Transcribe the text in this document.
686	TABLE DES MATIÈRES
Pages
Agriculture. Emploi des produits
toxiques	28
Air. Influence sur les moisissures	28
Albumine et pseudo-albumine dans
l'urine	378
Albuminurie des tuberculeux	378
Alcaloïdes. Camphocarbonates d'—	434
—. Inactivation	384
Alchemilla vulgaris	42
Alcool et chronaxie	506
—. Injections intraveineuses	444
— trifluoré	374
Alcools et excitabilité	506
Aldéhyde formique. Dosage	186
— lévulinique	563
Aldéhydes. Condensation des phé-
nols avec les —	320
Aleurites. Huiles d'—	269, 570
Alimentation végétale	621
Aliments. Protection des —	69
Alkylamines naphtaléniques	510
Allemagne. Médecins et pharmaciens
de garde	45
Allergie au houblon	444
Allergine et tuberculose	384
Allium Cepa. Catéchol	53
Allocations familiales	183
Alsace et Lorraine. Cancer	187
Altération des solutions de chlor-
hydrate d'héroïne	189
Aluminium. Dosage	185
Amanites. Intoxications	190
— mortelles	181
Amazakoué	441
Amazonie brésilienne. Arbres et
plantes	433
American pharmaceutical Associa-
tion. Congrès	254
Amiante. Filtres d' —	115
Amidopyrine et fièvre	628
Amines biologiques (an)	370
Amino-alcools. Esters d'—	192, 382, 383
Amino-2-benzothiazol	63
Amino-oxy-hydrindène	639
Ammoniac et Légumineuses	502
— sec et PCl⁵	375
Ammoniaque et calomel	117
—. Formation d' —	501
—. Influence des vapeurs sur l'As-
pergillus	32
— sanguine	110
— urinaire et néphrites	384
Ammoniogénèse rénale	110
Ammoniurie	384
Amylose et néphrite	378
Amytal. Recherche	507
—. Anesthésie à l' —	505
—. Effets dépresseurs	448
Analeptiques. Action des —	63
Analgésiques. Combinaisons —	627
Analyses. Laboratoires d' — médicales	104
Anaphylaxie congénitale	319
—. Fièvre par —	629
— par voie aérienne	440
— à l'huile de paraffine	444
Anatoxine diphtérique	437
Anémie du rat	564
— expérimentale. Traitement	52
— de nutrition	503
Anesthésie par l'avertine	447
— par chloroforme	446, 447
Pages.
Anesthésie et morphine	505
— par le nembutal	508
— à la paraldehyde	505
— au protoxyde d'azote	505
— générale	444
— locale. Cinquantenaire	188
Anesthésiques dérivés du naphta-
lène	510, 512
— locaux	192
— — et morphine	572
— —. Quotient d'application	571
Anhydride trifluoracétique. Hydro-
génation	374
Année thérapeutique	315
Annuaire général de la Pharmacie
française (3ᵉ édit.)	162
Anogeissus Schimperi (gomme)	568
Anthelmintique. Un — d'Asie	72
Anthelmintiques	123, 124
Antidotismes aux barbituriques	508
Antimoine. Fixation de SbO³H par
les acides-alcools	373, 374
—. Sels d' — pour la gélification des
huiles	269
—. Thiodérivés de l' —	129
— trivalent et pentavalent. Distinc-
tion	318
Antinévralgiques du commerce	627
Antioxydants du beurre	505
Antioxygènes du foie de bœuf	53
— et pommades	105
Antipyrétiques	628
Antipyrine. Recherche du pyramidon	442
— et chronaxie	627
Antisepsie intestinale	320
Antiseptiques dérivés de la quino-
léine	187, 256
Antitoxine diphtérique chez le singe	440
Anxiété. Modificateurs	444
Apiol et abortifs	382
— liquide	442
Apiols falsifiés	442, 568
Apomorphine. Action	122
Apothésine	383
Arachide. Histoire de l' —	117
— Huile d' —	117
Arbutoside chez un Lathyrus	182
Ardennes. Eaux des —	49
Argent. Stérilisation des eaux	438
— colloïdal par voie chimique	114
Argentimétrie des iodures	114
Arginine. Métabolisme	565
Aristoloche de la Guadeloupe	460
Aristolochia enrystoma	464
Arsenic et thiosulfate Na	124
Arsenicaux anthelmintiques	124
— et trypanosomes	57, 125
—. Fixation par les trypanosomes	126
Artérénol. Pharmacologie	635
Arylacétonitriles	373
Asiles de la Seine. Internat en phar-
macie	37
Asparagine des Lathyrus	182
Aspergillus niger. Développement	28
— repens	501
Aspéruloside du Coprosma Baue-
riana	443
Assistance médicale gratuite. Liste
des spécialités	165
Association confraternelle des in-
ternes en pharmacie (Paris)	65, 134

--- --- ---

> [Aim of the task]
Write out the whole listing above, keeping each line exactly as it is.

> [Result]
Transcribe the text in this document.
686	TABLE DES MATIÈRES
Pages
Agriculture. Emploi des produits
toxiques	28
Air. Influence sur les moisissures	28
Albumine et pseudo-albumine dans
l'urine	378
Albuminurie des tuberculeux	378
Alcaloïdes. Camphocarbonates d'—	434
—. Inactivation	384
Alchemilla vulgaris	42
Alcool et chronaxie	506
—. Injections intraveineuses	444
— trifluoré	374
Alcools et excitabilité	506
Aldéhyde formique. Dosage	186
— lévulinique	563
Aldéhydes. Condensation des phé-
nols avec les —	320
Aleurites. Huiles d'—	269, 570
Alimentation végétale	621
Aliments. Protection des —	69
Alkylamines naphtaléniques	510
Allemagne. Médecins et pharmaciens
de garde	45
Allergie au houblon	444
Allergine et tuberculose	384
Allium Cepa. Catéchol	53
Allocations familiales	183
Alsace et Lorraine. Cancer	187
Altération des solutions de chlor-
hydrate d'héroïne	189
Aluminium. Dosage	185
Amanites. Intoxications	190
— mortelles	181
Amazakoué	441
Amazonie brésilienne. Arbres et
plantes	433
American pharmaceutical Associa-
tion. Congrès	254
Amiante. Filtres d' —	115
Amidopyrine et fièvre	628
Amines biologiques (an)	370
Amino-alcools. Esters d'—	192, 382, 383
Amino-2-benzothiazol	63
Amino-oxy-hydrindène	639
Ammoniac et Légumineuses	502
— sec et PCl⁵	375
Ammoniaque et calomel	117
—. Formation d' —	501
—. Influence des vapeurs sur l'As-
pergillus	32
— sanguine	110
— urinaire et néphrites	384
Ammoniogénèse rénale	110
Ammoniurie	384
Amylose et néphrite	378
Amytal. Recherche	507
—. Anesthésie à l' —	505
—. Effets dépresseurs	448
Analeptiques. Action des —	63
Analgésiques. Combinaisons —	627
Analyses. Laboratoires d' — médicales	104
Anaphylaxie congénitale	319
—. Fièvre par —	629
— par voie aérienne	440
— à l'huile de paraffine	444
Anatoxine diphtérique	437
Anémie du rat	564
— expérimentale. Traitement	52
— de nutrition	503
Anesthésie par l'avertine	447
— par chloroforme	446, 447
Pages.
Anesthésie et morphine	505
— par le nembutal	508
— à la paraldehyde	505
— au protoxyde d'azote	505
— générale	444
— locale. Cinquantenaire	188
Anesthésiques dérivés du naphta-
lène	510, 512
— locaux	192
— — et morphine	572
— —. Quotient d'application	571
Anhydride trifluoracétique. Hydro-
génation	374
Année thérapeutique	315
Annuaire général de la Pharmacie
française (3ᵉ édit.)	162
Anogeissus Schimperi (gomme)	568
Anthelmintique. Un — d'Asie	72
Anthelmintiques	123, 124
Antidotismes aux barbituriques	508
Antimoine. Fixation de SbO³H par
les acides-alcools	373, 374
—. Sels d' — pour la gélification des
huiles	269
—. Thiodérivés de l' —	129
— trivalent et pentavalent. Distinc-
tion	318
Antinévralgiques du commerce	627
Antioxydants du beurre	505
Antioxygènes du foie de bœuf	53
— et pommades	105
Antipyrétiques	628
Antipyrine. Recherche du pyramidon	442
— et chronaxie	627
Antisepsie intestinale	320
Antiseptiques dérivés de la quino-
léine	187, 256
Antitoxine diphtérique chez le singe	440
Anxiété. Modificateurs	444
Apiol et abortifs	382
— liquide	442
Apiols falsifiés	442, 568
Apomorphine. Action	122
Apothésine	383
Arachide. Histoire de l' —	117
— Huile d' —	117
Arbutoside chez un Lathyrus	182
Ardennes. Eaux des —	49
Argent. Stérilisation des eaux	438
— colloïdal par voie chimique	114
Argentimétrie des iodures	114
Arginine. Métabolisme	565
Aristoloche de la Guadeloupe	460
Aristolochia enrystoma	464
Arsenic et thiosulfate Na	124
Arsenicaux anthelmintiques	124
— et trypanosomes	57, 125
—. Fixation par les trypanosomes	126
Artérénol. Pharmacologie	635
Arylacétonitriles	373
Asiles de la Seine. Internat en phar-
macie	37
Asparagine des Lathyrus	182
Aspergillus niger. Développement	28
— repens	501
Aspéruloside du Coprosma Baue-
riana	443
Assistance médicale gratuite. Liste
des spécialités	165
Association confraternelle des in-
ternes en pharmacie (Paris)	65, 134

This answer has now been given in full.